Lines of data
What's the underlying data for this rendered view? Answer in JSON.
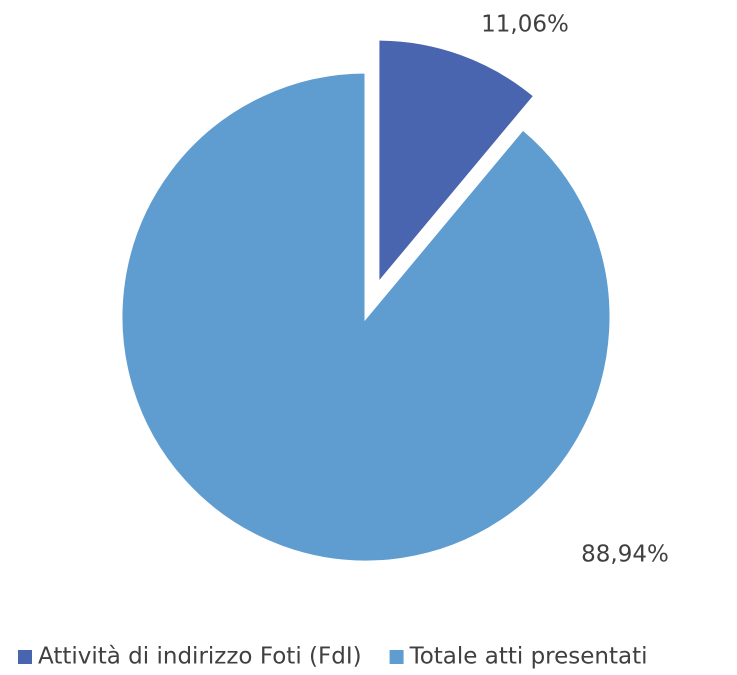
{
  "chart_data": {
    "type": "pie",
    "categories": [
      "Attività di indirizzo Foti (FdI)",
      "Totale atti presentati"
    ],
    "values": [
      11.06,
      88.94
    ],
    "value_labels": [
      "11,06%",
      "88,94%"
    ],
    "colors": [
      "#4a65b0",
      "#5f9dd1"
    ],
    "exploded": [
      true,
      false
    ],
    "legend": "bottom"
  }
}
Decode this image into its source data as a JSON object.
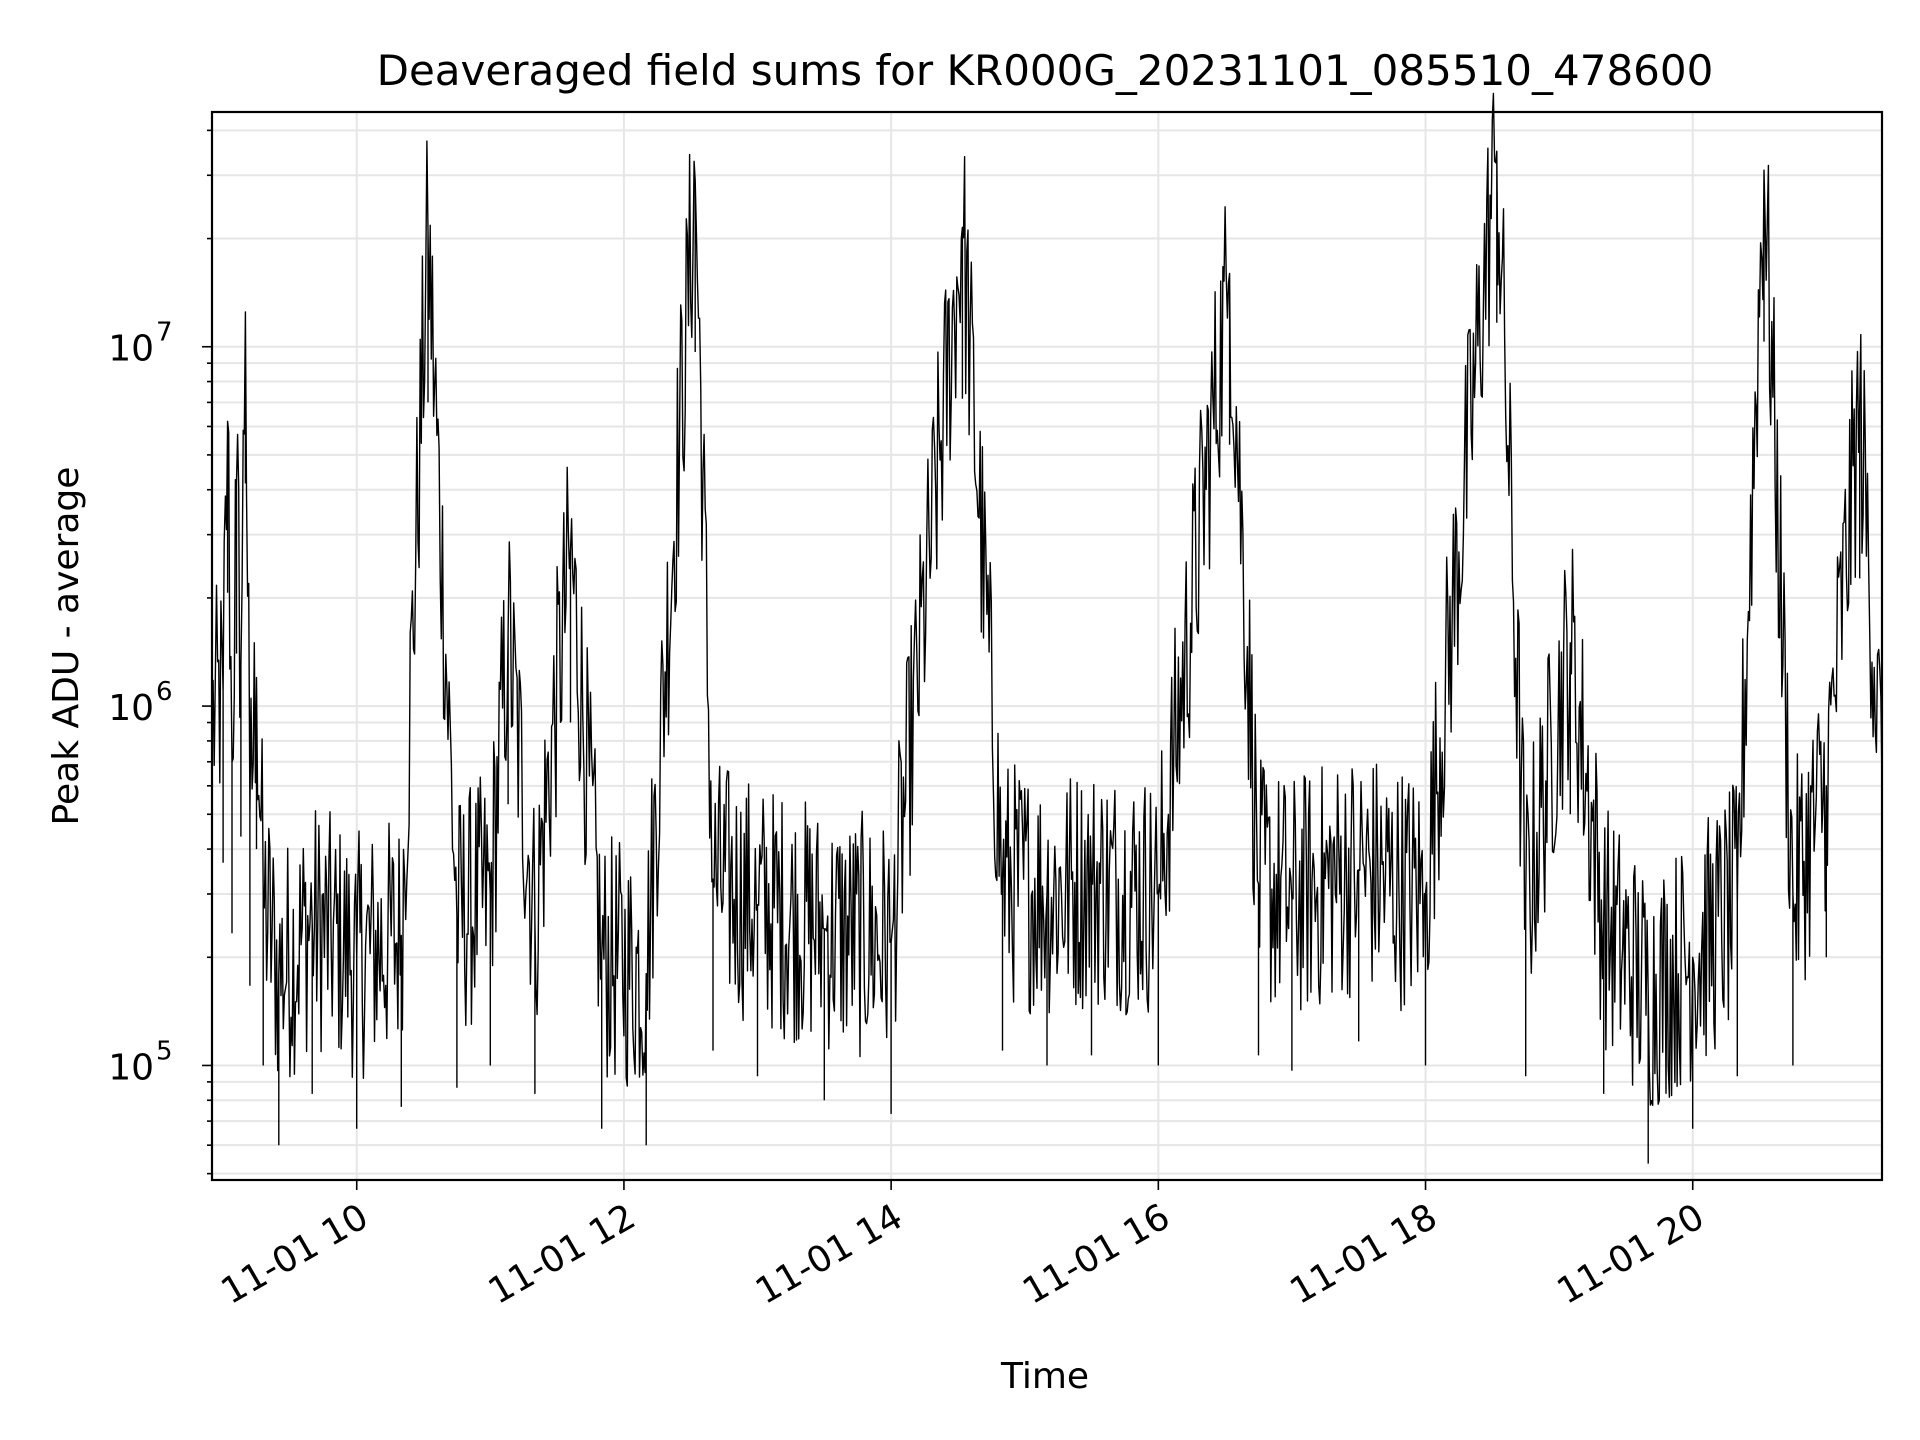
{
  "chart_data": {
    "type": "line",
    "title": "Deaveraged field sums for KR000G_20231101_085510_478600",
    "xlabel": "Time",
    "ylabel": "Peak ADU - average",
    "yscale": "log",
    "ylim": [
      48000,
      45000000
    ],
    "xlim": [
      "11-01 08:55",
      "11-01 21:25"
    ],
    "xticks": [
      {
        "time": "11-01 10:00",
        "label": "11-01 10"
      },
      {
        "time": "11-01 12:00",
        "label": "11-01 12"
      },
      {
        "time": "11-01 14:00",
        "label": "11-01 14"
      },
      {
        "time": "11-01 16:00",
        "label": "11-01 16"
      },
      {
        "time": "11-01 18:00",
        "label": "11-01 18"
      },
      {
        "time": "11-01 20:00",
        "label": "11-01 20"
      }
    ],
    "yticks": [
      {
        "value": 100000,
        "base": "10",
        "exp": "5"
      },
      {
        "value": 1000000,
        "base": "10",
        "exp": "6"
      },
      {
        "value": 10000000,
        "base": "10",
        "exp": "7"
      }
    ],
    "grid": true,
    "line_color": "#000000",
    "series": [
      {
        "points": [
          [
            "11-01 08:55",
            900000
          ],
          [
            "11-01 09:00",
            1100000
          ],
          [
            "11-01 09:02",
            6200000
          ],
          [
            "11-01 09:04",
            700000
          ],
          [
            "11-01 09:06",
            4200000
          ],
          [
            "11-01 09:08",
            1300000
          ],
          [
            "11-01 09:10",
            12500000
          ],
          [
            "11-01 09:12",
            500000
          ],
          [
            "11-01 09:15",
            1200000
          ],
          [
            "11-01 09:18",
            300000
          ],
          [
            "11-01 09:25",
            180000
          ],
          [
            "11-01 09:40",
            250000
          ],
          [
            "11-01 10:00",
            200000
          ],
          [
            "11-01 10:20",
            230000
          ],
          [
            "11-01 10:32",
            21000000
          ],
          [
            "11-01 10:45",
            260000
          ],
          [
            "11-01 11:00",
            300000
          ],
          [
            "11-01 11:08",
            1600000
          ],
          [
            "11-01 11:20",
            250000
          ],
          [
            "11-01 11:36",
            2700000
          ],
          [
            "11-01 11:50",
            200000
          ],
          [
            "11-01 12:10",
            180000
          ],
          [
            "11-01 12:32",
            29000000
          ],
          [
            "11-01 12:40",
            330000
          ],
          [
            "11-01 13:00",
            280000
          ],
          [
            "11-01 13:30",
            240000
          ],
          [
            "11-01 14:00",
            220000
          ],
          [
            "11-01 14:32",
            21500000
          ],
          [
            "11-01 14:50",
            330000
          ],
          [
            "11-01 15:10",
            300000
          ],
          [
            "11-01 15:30",
            320000
          ],
          [
            "11-01 16:00",
            300000
          ],
          [
            "11-01 16:32",
            16000000
          ],
          [
            "11-01 16:45",
            320000
          ],
          [
            "11-01 17:00",
            290000
          ],
          [
            "11-01 17:30",
            350000
          ],
          [
            "11-01 18:00",
            300000
          ],
          [
            "11-01 18:32",
            35000000
          ],
          [
            "11-01 18:45",
            280000
          ],
          [
            "11-01 19:05",
            1500000
          ],
          [
            "11-01 19:20",
            250000
          ],
          [
            "11-01 19:40",
            160000
          ],
          [
            "11-01 20:00",
            200000
          ],
          [
            "11-01 20:20",
            280000
          ],
          [
            "11-01 20:32",
            31000000
          ],
          [
            "11-01 20:45",
            300000
          ],
          [
            "11-01 21:00",
            600000
          ],
          [
            "11-01 21:15",
            6800000
          ],
          [
            "11-01 21:25",
            600000
          ]
        ]
      }
    ]
  }
}
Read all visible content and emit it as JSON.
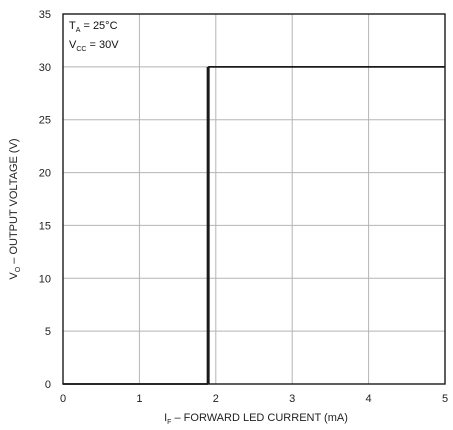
{
  "chart_data": {
    "type": "line",
    "title": "",
    "xlabel": {
      "main": "I",
      "sub": "F",
      "rest": " – FORWARD LED CURRENT (mA)"
    },
    "ylabel": {
      "main": "V",
      "sub": "O",
      "rest": " – OUTPUT VOLTAGE (V)"
    },
    "xlim": [
      0,
      5
    ],
    "ylim": [
      0,
      35
    ],
    "xticks": [
      "0",
      "1",
      "2",
      "3",
      "4",
      "5"
    ],
    "yticks": [
      "0",
      "5",
      "10",
      "15",
      "20",
      "25",
      "30",
      "35"
    ],
    "grid": true,
    "series": [
      {
        "x": [
          0,
          1.9,
          1.9,
          5
        ],
        "y": [
          0,
          0,
          30,
          30
        ]
      }
    ],
    "annotations": {
      "ta": {
        "main": "T",
        "sub": "A",
        "rest": " = 25°C"
      },
      "vcc": {
        "main": "V",
        "sub": "CC",
        "rest": " = 30V"
      }
    },
    "colors": {
      "line": "#1a1a1a",
      "grid": "#b5b5b5",
      "frame": "#1a1a1a"
    }
  }
}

- Set task
Keep the pictures out of the copy and return the rest of the data above exactly.

- The completed task
What's the underlying data for this rendered view? Answer in JSON.
{
  "chart_data": {
    "type": "pie",
    "categories": [
      "Attività di indirizzo Foti (FdI)",
      "Totale atti presentati"
    ],
    "values": [
      11.06,
      88.94
    ],
    "value_labels": [
      "11,06%",
      "88,94%"
    ],
    "colors": [
      "#4a65b0",
      "#5f9dd1"
    ],
    "exploded": [
      true,
      false
    ],
    "legend": "bottom"
  }
}
Decode this image into its source data as a JSON object.
{
  "chart_data": {
    "type": "line",
    "title": "Deaveraged field sums for KR000G_20231101_085510_478600",
    "xlabel": "Time",
    "ylabel": "Peak ADU - average",
    "yscale": "log",
    "ylim": [
      48000,
      45000000
    ],
    "xlim": [
      "11-01 08:55",
      "11-01 21:25"
    ],
    "xticks": [
      {
        "time": "11-01 10:00",
        "label": "11-01 10"
      },
      {
        "time": "11-01 12:00",
        "label": "11-01 12"
      },
      {
        "time": "11-01 14:00",
        "label": "11-01 14"
      },
      {
        "time": "11-01 16:00",
        "label": "11-01 16"
      },
      {
        "time": "11-01 18:00",
        "label": "11-01 18"
      },
      {
        "time": "11-01 20:00",
        "label": "11-01 20"
      }
    ],
    "yticks": [
      {
        "value": 100000,
        "base": "10",
        "exp": "5"
      },
      {
        "value": 1000000,
        "base": "10",
        "exp": "6"
      },
      {
        "value": 10000000,
        "base": "10",
        "exp": "7"
      }
    ],
    "grid": true,
    "line_color": "#000000",
    "series": [
      {
        "points": [
          [
            "11-01 08:55",
            900000
          ],
          [
            "11-01 09:00",
            1100000
          ],
          [
            "11-01 09:02",
            6200000
          ],
          [
            "11-01 09:04",
            700000
          ],
          [
            "11-01 09:06",
            4200000
          ],
          [
            "11-01 09:08",
            1300000
          ],
          [
            "11-01 09:10",
            12500000
          ],
          [
            "11-01 09:12",
            500000
          ],
          [
            "11-01 09:15",
            1200000
          ],
          [
            "11-01 09:18",
            300000
          ],
          [
            "11-01 09:25",
            180000
          ],
          [
            "11-01 09:40",
            250000
          ],
          [
            "11-01 10:00",
            200000
          ],
          [
            "11-01 10:20",
            230000
          ],
          [
            "11-01 10:32",
            21000000
          ],
          [
            "11-01 10:45",
            260000
          ],
          [
            "11-01 11:00",
            300000
          ],
          [
            "11-01 11:08",
            1600000
          ],
          [
            "11-01 11:20",
            250000
          ],
          [
            "11-01 11:36",
            2700000
          ],
          [
            "11-01 11:50",
            200000
          ],
          [
            "11-01 12:10",
            180000
          ],
          [
            "11-01 12:32",
            29000000
          ],
          [
            "11-01 12:40",
            330000
          ],
          [
            "11-01 13:00",
            280000
          ],
          [
            "11-01 13:30",
            240000
          ],
          [
            "11-01 14:00",
            220000
          ],
          [
            "11-01 14:32",
            21500000
          ],
          [
            "11-01 14:50",
            330000
          ],
          [
            "11-01 15:10",
            300000
          ],
          [
            "11-01 15:30",
            320000
          ],
          [
            "11-01 16:00",
            300000
          ],
          [
            "11-01 16:32",
            16000000
          ],
          [
            "11-01 16:45",
            320000
          ],
          [
            "11-01 17:00",
            290000
          ],
          [
            "11-01 17:30",
            350000
          ],
          [
            "11-01 18:00",
            300000
          ],
          [
            "11-01 18:32",
            35000000
          ],
          [
            "11-01 18:45",
            280000
          ],
          [
            "11-01 19:05",
            1500000
          ],
          [
            "11-01 19:20",
            250000
          ],
          [
            "11-01 19:40",
            160000
          ],
          [
            "11-01 20:00",
            200000
          ],
          [
            "11-01 20:20",
            280000
          ],
          [
            "11-01 20:32",
            31000000
          ],
          [
            "11-01 20:45",
            300000
          ],
          [
            "11-01 21:00",
            600000
          ],
          [
            "11-01 21:15",
            6800000
          ],
          [
            "11-01 21:25",
            600000
          ]
        ]
      }
    ]
  }
}
Read all visible content and emit it as JSON.
{
  "chart_data": {
    "type": "line",
    "title": "",
    "xlabel": {
      "main": "I",
      "sub": "F",
      "rest": " – FORWARD LED CURRENT (mA)"
    },
    "ylabel": {
      "main": "V",
      "sub": "O",
      "rest": " – OUTPUT VOLTAGE (V)"
    },
    "xlim": [
      0,
      5
    ],
    "ylim": [
      0,
      35
    ],
    "xticks": [
      "0",
      "1",
      "2",
      "3",
      "4",
      "5"
    ],
    "yticks": [
      "0",
      "5",
      "10",
      "15",
      "20",
      "25",
      "30",
      "35"
    ],
    "grid": true,
    "series": [
      {
        "x": [
          0,
          1.9,
          1.9,
          5
        ],
        "y": [
          0,
          0,
          30,
          30
        ]
      }
    ],
    "annotations": {
      "ta": {
        "main": "T",
        "sub": "A",
        "rest": " = 25°C"
      },
      "vcc": {
        "main": "V",
        "sub": "CC",
        "rest": " = 30V"
      }
    },
    "colors": {
      "line": "#1a1a1a",
      "grid": "#b5b5b5",
      "frame": "#1a1a1a"
    }
  }
}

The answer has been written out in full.